▶ WHAT IS ASKED
Check every line of the entries for "Factor", and copy the lines that hold it.

Figure data in JSON
╔══
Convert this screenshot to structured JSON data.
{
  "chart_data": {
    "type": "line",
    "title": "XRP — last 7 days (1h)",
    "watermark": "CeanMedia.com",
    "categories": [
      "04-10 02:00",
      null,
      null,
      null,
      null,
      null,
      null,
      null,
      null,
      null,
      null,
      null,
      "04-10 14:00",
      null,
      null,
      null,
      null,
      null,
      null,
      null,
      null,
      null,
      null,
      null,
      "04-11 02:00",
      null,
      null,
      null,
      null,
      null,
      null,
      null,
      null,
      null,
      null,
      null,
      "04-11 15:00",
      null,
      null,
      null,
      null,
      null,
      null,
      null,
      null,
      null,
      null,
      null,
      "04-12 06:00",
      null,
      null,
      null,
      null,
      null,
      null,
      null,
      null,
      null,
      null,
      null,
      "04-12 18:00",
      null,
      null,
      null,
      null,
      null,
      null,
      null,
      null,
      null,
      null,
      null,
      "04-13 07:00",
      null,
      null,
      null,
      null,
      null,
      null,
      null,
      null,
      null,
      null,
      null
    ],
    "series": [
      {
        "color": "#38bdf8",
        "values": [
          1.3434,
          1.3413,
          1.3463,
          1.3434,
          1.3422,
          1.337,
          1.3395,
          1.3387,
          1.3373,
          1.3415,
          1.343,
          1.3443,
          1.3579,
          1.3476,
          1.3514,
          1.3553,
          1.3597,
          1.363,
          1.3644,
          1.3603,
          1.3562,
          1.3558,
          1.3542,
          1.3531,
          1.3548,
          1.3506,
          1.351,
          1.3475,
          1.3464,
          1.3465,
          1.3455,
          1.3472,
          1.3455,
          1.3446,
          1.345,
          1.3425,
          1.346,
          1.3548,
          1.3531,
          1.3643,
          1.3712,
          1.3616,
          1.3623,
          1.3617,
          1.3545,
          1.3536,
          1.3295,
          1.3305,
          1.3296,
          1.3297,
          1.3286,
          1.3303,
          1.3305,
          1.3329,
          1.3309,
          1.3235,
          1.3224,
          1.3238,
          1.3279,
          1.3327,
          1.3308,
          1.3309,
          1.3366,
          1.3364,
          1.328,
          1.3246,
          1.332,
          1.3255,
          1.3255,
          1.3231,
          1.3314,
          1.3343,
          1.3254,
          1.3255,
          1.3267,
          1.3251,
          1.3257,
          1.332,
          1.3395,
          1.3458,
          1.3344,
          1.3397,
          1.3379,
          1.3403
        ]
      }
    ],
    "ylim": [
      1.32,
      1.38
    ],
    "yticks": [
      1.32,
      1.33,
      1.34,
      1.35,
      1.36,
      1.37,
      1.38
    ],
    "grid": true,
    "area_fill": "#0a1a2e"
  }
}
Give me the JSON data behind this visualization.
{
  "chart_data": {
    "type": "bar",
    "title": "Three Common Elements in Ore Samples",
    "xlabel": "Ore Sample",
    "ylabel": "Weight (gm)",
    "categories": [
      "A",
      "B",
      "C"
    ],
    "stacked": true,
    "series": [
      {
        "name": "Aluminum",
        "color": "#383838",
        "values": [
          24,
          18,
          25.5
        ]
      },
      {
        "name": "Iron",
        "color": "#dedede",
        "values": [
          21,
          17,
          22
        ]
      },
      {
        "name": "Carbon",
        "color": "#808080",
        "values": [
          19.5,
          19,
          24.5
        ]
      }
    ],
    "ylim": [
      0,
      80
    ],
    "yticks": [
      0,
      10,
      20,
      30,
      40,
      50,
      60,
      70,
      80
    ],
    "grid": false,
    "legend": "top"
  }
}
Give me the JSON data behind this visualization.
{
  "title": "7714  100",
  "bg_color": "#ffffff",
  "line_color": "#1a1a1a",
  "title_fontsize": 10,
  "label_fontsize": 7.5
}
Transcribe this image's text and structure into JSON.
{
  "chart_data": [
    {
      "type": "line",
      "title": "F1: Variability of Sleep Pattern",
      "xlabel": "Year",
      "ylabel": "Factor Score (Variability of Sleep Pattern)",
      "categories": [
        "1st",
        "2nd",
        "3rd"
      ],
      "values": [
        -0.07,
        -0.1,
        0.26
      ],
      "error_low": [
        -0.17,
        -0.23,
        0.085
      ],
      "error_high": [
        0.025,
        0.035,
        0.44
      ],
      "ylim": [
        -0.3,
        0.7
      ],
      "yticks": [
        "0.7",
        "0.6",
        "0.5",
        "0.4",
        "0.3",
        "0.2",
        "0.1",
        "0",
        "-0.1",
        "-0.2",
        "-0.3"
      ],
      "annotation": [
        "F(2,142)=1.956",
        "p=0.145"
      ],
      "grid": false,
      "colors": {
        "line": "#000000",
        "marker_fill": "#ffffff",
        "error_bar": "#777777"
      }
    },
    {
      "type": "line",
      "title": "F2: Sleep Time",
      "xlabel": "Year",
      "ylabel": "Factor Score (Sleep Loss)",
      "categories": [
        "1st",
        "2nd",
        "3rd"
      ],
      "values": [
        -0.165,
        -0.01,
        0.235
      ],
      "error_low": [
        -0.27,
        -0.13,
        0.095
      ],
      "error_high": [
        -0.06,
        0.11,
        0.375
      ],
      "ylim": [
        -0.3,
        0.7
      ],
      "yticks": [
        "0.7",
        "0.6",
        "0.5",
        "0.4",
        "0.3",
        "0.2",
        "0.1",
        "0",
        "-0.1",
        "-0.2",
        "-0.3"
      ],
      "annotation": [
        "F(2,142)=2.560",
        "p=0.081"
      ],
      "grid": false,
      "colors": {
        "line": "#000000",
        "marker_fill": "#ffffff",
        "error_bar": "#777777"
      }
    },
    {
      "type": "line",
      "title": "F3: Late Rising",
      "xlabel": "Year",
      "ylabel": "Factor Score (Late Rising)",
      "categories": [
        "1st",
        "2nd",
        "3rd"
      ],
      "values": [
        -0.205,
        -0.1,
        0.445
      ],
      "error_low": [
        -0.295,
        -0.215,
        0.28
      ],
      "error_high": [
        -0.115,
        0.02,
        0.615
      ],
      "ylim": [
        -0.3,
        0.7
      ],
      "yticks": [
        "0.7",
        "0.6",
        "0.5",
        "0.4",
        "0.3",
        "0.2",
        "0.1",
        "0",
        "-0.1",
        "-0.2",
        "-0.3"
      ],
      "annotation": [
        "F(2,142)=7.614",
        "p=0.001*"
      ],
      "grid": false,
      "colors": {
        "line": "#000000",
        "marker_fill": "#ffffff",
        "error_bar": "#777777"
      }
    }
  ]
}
╚══
▶ EXERCISE RESULT
      "ylabel": "Factor Score (Variability of Sleep Pattern)",
      "ylabel": "Factor Score (Sleep Loss)",
      "ylabel": "Factor Score (Late Rising)",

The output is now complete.